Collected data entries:
◆ ◆ ◆ ◆

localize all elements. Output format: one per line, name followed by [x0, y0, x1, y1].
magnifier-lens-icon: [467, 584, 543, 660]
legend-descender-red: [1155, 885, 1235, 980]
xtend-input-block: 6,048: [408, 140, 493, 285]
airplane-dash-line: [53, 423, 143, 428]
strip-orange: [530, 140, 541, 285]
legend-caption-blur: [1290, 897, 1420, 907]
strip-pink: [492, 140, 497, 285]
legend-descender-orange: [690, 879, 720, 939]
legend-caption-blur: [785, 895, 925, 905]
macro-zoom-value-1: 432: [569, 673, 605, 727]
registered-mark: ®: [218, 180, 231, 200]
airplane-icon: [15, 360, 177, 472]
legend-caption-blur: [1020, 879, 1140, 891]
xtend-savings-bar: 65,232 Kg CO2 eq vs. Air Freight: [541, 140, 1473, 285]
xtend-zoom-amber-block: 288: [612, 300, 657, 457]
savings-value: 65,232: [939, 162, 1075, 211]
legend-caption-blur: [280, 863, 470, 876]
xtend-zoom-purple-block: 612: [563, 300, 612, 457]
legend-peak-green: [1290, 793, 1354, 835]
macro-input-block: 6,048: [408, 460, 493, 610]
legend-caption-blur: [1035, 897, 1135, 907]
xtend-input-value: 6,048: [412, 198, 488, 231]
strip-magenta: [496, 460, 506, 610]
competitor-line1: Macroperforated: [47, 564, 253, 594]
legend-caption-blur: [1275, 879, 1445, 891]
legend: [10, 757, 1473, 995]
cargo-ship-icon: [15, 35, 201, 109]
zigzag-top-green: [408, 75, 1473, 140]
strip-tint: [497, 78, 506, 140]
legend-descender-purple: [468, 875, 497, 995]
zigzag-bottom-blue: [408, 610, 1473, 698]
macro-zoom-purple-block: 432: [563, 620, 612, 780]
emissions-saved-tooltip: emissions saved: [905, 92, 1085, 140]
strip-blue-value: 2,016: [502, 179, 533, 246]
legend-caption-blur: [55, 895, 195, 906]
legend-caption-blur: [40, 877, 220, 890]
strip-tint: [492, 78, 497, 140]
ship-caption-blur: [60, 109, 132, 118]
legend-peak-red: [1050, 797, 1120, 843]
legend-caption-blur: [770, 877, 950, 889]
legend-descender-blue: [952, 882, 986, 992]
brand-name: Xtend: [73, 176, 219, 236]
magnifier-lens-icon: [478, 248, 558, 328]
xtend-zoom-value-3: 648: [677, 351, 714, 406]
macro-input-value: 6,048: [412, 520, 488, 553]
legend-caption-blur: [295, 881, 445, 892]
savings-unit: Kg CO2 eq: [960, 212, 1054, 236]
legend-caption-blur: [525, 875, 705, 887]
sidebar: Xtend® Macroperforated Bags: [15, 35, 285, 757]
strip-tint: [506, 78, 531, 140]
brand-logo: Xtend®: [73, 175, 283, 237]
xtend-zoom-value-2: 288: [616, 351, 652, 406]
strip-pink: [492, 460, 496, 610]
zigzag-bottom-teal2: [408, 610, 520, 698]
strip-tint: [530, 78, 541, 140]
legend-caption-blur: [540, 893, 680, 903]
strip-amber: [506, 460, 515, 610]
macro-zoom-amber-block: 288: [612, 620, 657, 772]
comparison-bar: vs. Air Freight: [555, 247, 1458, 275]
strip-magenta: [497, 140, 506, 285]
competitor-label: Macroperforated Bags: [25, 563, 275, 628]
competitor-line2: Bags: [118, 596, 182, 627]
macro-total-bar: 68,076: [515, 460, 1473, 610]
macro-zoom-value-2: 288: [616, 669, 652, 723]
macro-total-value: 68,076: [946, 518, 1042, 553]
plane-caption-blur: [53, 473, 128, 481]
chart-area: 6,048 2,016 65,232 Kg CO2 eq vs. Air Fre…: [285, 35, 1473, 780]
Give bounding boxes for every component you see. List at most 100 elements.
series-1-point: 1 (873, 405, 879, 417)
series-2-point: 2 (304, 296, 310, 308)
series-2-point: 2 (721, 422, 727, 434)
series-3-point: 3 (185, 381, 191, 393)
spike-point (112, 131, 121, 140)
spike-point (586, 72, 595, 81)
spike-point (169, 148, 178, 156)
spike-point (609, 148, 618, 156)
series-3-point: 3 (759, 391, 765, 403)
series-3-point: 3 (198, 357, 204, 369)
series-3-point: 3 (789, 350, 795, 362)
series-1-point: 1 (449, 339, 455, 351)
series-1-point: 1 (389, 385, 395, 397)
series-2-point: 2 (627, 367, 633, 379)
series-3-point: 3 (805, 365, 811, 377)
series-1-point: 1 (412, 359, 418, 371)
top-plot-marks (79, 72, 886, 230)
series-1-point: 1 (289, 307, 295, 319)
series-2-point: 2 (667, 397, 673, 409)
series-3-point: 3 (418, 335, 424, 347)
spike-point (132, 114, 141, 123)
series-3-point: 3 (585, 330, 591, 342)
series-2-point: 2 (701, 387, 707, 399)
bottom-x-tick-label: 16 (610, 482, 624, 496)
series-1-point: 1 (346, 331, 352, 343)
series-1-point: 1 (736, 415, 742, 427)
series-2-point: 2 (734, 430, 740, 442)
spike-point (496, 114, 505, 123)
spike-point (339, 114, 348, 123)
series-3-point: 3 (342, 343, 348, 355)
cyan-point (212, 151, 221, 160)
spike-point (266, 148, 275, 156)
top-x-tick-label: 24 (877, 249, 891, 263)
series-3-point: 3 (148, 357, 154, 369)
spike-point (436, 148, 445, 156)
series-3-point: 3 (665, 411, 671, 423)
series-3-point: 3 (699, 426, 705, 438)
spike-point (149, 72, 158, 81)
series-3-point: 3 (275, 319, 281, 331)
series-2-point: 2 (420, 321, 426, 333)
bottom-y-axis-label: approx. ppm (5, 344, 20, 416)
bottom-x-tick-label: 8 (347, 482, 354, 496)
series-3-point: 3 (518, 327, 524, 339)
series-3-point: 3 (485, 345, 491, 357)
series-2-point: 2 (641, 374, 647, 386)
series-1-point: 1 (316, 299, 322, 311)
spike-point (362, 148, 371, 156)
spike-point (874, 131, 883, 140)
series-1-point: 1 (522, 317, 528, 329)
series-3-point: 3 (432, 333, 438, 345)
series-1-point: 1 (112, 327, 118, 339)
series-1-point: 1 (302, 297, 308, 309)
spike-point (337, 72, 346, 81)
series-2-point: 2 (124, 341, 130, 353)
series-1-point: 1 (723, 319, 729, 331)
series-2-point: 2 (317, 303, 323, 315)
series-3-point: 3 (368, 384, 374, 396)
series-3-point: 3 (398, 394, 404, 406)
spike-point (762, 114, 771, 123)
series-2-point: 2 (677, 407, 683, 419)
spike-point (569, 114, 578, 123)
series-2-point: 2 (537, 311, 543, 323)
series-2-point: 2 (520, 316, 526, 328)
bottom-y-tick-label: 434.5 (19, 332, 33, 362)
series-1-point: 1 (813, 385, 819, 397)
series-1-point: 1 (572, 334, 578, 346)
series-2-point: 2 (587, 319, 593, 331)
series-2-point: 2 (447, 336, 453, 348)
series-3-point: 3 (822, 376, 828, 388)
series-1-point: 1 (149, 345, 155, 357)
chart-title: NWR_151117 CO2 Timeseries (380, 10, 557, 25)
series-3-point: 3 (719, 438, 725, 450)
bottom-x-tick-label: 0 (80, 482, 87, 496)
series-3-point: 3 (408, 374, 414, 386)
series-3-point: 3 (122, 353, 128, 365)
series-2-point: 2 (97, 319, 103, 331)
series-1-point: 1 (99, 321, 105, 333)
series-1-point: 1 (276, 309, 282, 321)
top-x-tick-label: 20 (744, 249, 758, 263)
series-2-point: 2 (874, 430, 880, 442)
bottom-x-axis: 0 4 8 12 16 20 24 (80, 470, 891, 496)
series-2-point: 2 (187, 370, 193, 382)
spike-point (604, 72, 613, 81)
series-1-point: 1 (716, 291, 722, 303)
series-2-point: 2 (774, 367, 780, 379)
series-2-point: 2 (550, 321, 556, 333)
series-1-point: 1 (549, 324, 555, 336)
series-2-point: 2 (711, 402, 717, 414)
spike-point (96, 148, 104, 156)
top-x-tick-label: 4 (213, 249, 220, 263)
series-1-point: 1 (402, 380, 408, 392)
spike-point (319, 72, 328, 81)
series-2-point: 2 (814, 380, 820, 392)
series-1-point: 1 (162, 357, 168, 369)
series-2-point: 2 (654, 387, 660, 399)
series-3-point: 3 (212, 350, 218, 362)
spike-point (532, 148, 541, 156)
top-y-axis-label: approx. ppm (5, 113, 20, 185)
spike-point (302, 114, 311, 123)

◆ ◆ ◆ ◆

- **WRITTEN TASK**
Quote word for word every line of the rows from the first one through the line that contains "legend-caption-blur: [1290, 897, 1420, 907]", including both of those lines.

- **OUTPUT BELOW**
localize all elements. Output format: one per line, name followed by [x0, y0, x1, y1].
magnifier-lens-icon: [467, 584, 543, 660]
legend-descender-red: [1155, 885, 1235, 980]
xtend-input-block: 6,048: [408, 140, 493, 285]
airplane-dash-line: [53, 423, 143, 428]
strip-orange: [530, 140, 541, 285]
legend-caption-blur: [1290, 897, 1420, 907]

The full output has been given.